**Exercise details:**
Edit the lines starting at "svg-text:600: 600 (587, 483, 598, 490)" and ending at "svg-text:DENAH TIPE 36: DENAH" by putting "TYPE" in place of "TIPE", leaving everything else unchanged.

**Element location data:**
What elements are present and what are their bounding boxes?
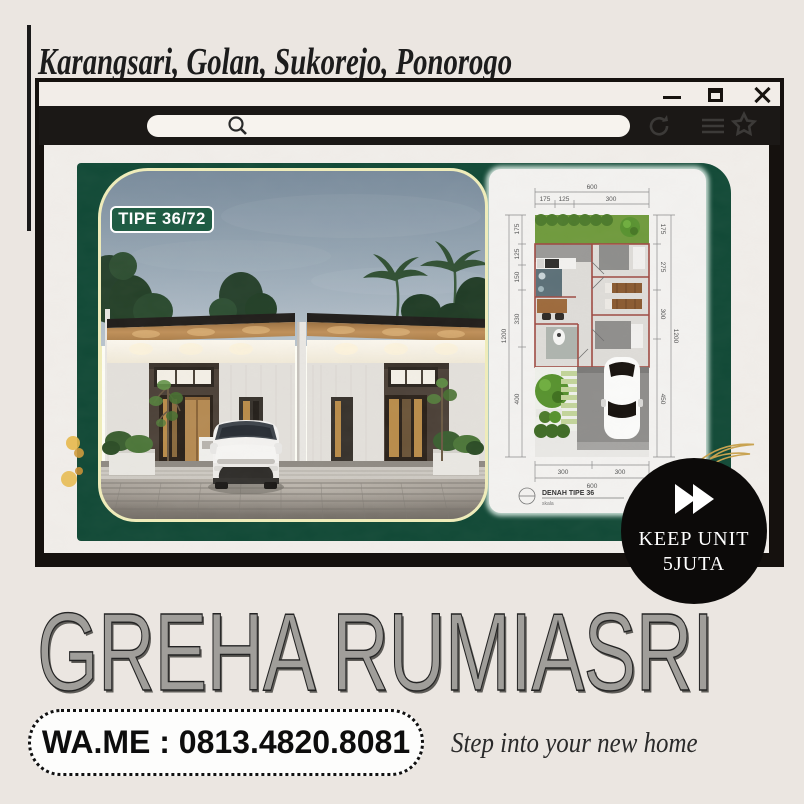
svg-text:600: 600 (587, 483, 598, 490)
svg-text:275: 275 (659, 262, 666, 273)
svg-text:150: 150 (514, 271, 521, 282)
svg-text:175: 175 (514, 223, 521, 234)
svg-text:125: 125 (514, 248, 521, 259)
svg-text:330: 330 (514, 313, 521, 324)
svg-text:300: 300 (659, 309, 666, 320)
svg-text:175: 175 (659, 224, 666, 235)
svg-text:400: 400 (514, 393, 521, 404)
svg-text:300: 300 (606, 196, 617, 203)
svg-text:1200: 1200 (672, 329, 679, 344)
svg-text:125: 125 (559, 196, 570, 203)
svg-text:DENAH TIPE 36: DENAH TIPE 36 (542, 490, 594, 497)
svg-text:1200: 1200 (501, 328, 508, 343)
svg-text:450: 450 (659, 394, 666, 405)
svg-text:600: 600 (587, 184, 598, 191)
svg-text:skala: skala (542, 501, 554, 507)
svg-text:300: 300 (558, 469, 569, 476)
svg-text:300: 300 (615, 469, 626, 476)
svg-text:175: 175 (540, 196, 551, 203)
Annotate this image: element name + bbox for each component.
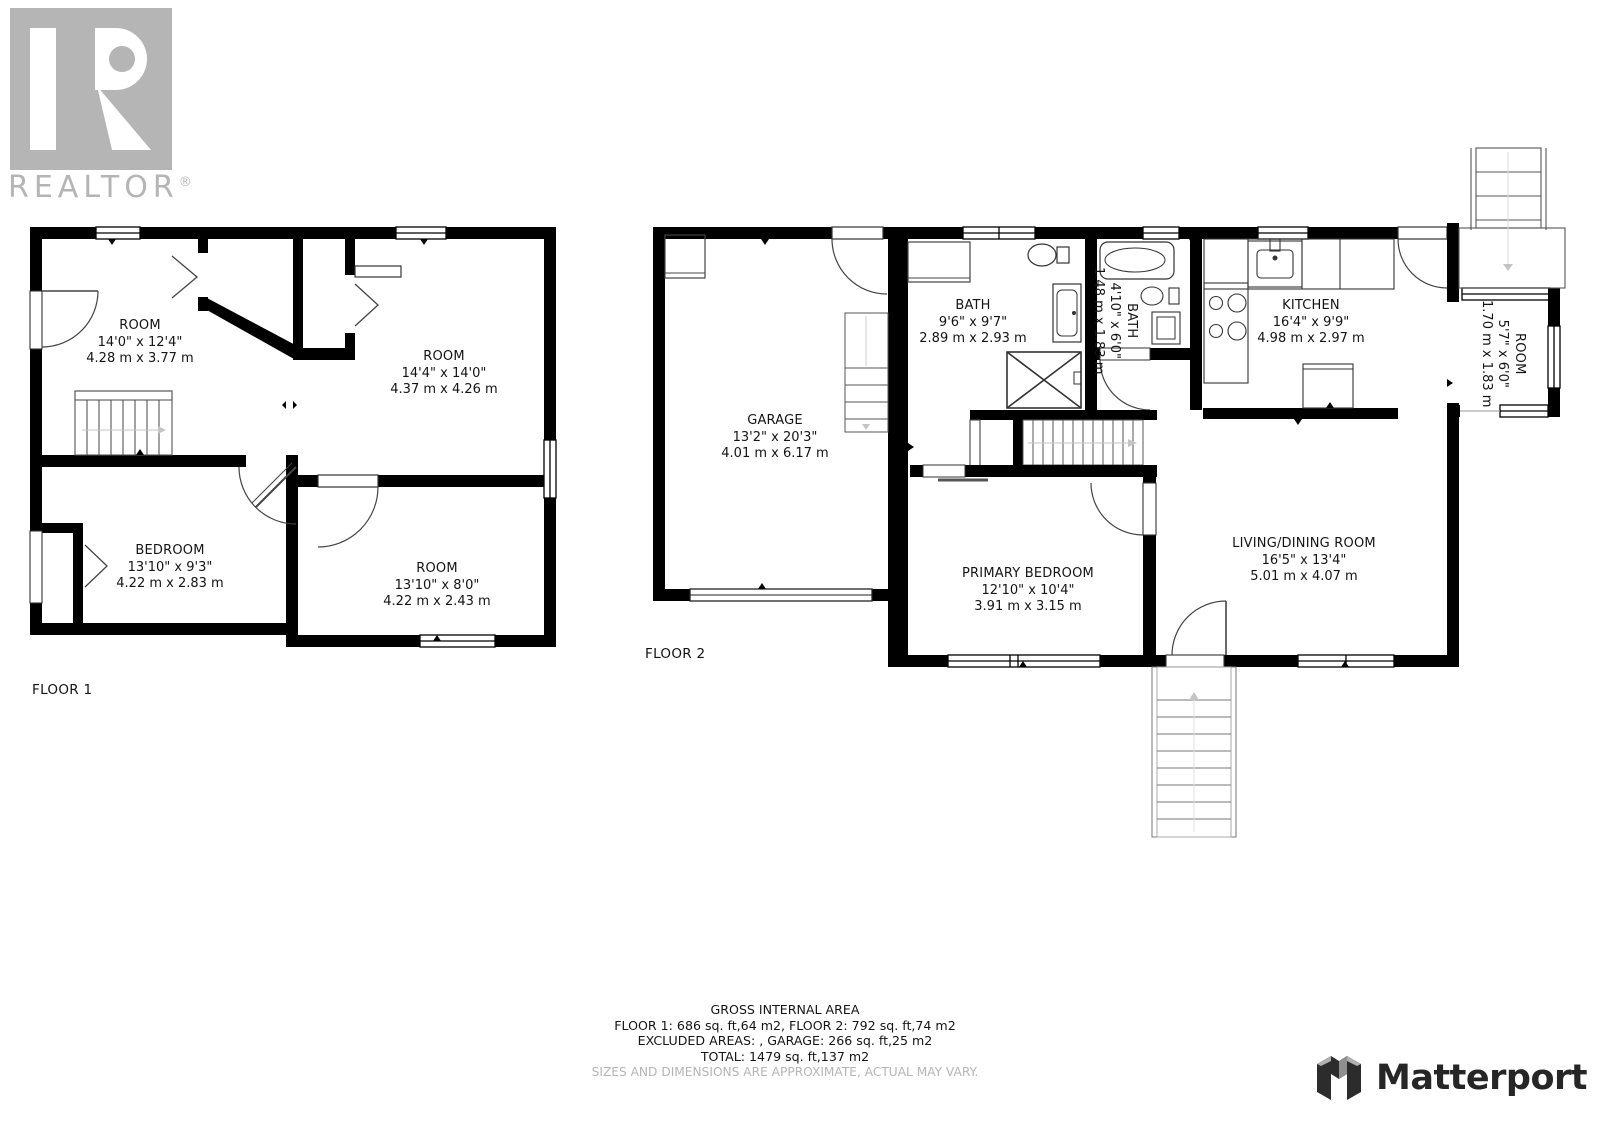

**Response below:**
svg-text:600: 600 (587, 483, 598, 490)
svg-text:275: 275 (659, 262, 666, 273)
svg-text:150: 150 (514, 271, 521, 282)
svg-text:175: 175 (514, 223, 521, 234)
svg-text:125: 125 (514, 248, 521, 259)
svg-text:330: 330 (514, 313, 521, 324)
svg-text:300: 300 (659, 309, 666, 320)
svg-text:175: 175 (659, 224, 666, 235)
svg-text:400: 400 (514, 393, 521, 404)
svg-text:300: 300 (606, 196, 617, 203)
svg-text:1200: 1200 (672, 329, 679, 344)
svg-text:125: 125 (559, 196, 570, 203)
svg-text:DENAH TYPE 36: DENAH TYPE 36 (542, 490, 594, 497)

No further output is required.